# [Exercise details]
Copy out all the lines in the records that include the word "Регистрация".

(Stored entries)
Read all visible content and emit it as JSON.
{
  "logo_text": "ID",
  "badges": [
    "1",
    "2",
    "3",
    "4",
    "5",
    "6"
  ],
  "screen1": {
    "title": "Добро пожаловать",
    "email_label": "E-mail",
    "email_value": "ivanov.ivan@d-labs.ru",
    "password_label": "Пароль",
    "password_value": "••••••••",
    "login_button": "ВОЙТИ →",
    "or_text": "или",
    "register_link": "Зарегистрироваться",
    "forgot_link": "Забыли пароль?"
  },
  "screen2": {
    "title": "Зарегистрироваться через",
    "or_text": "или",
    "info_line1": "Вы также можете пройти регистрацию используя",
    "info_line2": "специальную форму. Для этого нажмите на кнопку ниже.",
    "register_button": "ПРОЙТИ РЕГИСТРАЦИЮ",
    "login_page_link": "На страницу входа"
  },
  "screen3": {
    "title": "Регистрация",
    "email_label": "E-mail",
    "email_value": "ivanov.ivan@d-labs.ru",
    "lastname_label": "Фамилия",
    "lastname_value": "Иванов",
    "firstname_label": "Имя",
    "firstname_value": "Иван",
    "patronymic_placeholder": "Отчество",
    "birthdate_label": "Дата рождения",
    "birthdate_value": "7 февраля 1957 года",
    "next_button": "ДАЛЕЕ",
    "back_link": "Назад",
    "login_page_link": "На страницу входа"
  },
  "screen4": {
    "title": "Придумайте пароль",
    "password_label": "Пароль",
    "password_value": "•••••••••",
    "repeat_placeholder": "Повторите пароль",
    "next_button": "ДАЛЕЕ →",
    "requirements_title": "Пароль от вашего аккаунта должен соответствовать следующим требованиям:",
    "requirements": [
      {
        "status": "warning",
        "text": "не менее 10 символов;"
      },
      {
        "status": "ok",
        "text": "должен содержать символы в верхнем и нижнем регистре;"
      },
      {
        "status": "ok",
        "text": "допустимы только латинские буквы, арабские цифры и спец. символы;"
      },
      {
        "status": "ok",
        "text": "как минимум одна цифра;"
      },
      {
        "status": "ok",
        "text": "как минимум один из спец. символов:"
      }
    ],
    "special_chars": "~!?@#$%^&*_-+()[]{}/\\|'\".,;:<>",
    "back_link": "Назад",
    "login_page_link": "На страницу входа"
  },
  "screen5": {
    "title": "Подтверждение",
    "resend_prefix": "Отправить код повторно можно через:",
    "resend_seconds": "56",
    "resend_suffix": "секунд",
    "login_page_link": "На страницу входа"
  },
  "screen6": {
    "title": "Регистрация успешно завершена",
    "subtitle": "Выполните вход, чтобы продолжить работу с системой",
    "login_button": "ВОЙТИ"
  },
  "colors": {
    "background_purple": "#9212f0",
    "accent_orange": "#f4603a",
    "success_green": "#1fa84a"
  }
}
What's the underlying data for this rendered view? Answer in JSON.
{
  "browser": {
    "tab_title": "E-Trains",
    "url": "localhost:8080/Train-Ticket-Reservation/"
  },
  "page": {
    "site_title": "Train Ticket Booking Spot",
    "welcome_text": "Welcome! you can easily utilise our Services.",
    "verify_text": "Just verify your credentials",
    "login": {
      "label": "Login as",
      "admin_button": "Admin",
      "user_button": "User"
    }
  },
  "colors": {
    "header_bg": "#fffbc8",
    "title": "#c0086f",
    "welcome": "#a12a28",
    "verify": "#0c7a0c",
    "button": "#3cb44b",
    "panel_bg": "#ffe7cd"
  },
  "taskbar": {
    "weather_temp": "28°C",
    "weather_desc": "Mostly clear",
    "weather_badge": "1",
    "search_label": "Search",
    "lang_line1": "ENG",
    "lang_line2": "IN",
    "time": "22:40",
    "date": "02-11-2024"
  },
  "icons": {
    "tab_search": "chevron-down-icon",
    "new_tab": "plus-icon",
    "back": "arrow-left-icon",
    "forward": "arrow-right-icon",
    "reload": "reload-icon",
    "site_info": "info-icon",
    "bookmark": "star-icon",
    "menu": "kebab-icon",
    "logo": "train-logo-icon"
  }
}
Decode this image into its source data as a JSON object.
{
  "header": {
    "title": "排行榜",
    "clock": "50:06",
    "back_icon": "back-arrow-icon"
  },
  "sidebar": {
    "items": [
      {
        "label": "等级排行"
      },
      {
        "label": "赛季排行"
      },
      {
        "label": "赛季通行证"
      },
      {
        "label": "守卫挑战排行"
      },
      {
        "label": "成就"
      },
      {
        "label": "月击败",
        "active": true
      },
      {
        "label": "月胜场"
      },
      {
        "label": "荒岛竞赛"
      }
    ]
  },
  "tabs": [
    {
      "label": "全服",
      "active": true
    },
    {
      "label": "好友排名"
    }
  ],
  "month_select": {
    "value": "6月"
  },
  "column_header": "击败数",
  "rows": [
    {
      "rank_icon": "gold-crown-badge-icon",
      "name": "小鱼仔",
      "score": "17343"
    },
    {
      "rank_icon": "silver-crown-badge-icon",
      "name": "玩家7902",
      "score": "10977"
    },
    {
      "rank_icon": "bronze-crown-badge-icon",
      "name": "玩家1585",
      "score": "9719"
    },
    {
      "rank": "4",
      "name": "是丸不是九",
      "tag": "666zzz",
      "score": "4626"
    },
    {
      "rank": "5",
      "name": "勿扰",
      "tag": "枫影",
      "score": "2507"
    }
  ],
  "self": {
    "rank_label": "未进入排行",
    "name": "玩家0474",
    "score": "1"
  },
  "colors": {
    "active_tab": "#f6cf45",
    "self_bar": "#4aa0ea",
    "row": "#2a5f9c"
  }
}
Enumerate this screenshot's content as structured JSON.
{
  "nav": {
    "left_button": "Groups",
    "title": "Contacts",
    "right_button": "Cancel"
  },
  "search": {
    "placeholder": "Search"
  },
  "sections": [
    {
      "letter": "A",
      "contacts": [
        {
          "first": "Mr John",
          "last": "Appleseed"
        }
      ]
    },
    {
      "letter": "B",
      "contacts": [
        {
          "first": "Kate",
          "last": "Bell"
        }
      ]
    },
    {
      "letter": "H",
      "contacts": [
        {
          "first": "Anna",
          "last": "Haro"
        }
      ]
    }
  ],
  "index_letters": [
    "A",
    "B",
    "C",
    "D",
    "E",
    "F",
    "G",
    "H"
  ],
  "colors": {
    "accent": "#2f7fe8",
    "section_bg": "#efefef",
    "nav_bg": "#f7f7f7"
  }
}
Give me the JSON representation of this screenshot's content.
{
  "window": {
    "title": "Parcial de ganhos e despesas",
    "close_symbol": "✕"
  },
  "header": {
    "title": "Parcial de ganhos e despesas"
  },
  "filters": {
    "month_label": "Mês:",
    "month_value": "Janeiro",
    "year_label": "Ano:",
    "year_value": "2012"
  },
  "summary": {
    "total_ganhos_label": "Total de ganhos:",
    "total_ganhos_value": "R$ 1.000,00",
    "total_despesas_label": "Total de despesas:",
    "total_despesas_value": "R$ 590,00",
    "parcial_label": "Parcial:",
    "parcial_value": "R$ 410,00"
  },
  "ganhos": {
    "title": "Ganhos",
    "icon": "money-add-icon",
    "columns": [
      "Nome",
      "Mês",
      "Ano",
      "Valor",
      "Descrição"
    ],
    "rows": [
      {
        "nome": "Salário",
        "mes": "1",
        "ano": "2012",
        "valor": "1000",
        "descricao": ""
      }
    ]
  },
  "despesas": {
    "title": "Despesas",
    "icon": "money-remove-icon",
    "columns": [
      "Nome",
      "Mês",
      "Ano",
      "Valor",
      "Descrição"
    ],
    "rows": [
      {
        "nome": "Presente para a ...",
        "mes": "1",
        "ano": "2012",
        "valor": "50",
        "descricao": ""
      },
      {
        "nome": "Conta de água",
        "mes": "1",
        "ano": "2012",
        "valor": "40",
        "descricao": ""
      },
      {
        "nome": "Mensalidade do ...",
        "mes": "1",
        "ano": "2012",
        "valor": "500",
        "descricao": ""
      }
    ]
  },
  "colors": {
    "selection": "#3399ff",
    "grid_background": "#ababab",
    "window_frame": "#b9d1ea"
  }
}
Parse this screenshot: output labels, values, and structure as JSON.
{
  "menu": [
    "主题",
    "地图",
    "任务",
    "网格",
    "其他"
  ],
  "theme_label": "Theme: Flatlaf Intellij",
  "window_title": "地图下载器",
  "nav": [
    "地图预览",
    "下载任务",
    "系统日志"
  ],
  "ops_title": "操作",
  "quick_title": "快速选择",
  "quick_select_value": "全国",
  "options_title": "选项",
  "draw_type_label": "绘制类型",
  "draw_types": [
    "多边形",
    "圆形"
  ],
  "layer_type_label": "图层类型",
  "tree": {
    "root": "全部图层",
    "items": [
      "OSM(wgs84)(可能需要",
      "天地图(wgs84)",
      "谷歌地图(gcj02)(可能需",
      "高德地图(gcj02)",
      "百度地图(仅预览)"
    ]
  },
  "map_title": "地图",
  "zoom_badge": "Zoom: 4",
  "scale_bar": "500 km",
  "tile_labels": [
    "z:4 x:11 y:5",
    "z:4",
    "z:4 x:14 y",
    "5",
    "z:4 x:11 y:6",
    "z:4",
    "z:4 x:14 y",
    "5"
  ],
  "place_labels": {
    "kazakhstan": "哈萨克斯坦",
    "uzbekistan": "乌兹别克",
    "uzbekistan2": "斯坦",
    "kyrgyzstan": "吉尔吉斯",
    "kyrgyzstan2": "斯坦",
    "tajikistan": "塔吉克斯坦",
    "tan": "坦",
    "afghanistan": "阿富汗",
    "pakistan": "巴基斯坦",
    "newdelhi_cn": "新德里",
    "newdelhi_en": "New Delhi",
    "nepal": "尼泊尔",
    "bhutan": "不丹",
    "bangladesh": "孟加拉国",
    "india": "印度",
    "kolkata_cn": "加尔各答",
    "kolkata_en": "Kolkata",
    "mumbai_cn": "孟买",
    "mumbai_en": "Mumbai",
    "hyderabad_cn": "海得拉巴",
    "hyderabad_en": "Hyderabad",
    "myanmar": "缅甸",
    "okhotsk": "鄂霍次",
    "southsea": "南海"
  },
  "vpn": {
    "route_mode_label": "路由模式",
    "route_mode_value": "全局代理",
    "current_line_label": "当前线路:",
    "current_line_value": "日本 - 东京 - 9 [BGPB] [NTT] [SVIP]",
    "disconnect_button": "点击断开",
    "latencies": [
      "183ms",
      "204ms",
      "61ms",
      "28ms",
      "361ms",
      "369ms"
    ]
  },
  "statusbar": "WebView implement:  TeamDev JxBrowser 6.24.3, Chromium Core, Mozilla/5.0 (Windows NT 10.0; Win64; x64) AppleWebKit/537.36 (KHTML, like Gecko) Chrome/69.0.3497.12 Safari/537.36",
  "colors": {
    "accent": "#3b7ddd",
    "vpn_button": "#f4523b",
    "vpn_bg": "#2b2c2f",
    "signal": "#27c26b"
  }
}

# [Response to the task]
    "title": "Регистрация",
    "title": "Регистрация успешно завершена",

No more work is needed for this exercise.